* _Material for this task_
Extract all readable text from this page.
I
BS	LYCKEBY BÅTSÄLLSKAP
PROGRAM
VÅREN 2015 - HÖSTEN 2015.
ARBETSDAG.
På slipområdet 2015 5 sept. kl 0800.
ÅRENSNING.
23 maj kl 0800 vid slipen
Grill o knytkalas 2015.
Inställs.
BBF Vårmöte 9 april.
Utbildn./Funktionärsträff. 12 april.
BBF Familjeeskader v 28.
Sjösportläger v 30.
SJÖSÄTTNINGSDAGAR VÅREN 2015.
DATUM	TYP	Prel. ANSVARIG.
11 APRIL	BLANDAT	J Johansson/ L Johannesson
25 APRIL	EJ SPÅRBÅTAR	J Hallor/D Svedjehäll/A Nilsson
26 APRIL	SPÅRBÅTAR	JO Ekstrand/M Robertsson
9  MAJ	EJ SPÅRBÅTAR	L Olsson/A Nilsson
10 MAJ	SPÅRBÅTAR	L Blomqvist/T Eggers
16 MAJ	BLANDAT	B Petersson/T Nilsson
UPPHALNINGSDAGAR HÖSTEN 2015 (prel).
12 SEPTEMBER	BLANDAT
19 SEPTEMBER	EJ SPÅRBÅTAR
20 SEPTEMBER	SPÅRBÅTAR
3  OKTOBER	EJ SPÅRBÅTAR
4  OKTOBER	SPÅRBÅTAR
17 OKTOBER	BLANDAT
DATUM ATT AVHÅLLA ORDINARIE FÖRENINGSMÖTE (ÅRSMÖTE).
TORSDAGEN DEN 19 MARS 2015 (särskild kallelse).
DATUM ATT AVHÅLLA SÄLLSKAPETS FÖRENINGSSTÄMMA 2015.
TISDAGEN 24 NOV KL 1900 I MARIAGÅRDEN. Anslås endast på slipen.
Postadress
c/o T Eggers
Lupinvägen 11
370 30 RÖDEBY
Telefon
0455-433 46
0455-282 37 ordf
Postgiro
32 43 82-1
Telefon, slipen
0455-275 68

* _Short exercise_
Identify every line holding the word "VÅREN" and copy it out.

* _Solution for this task_
VÅREN 2015 - HÖSTEN 2015.
SJÖSÄTTNINGSDAGAR VÅREN 2015.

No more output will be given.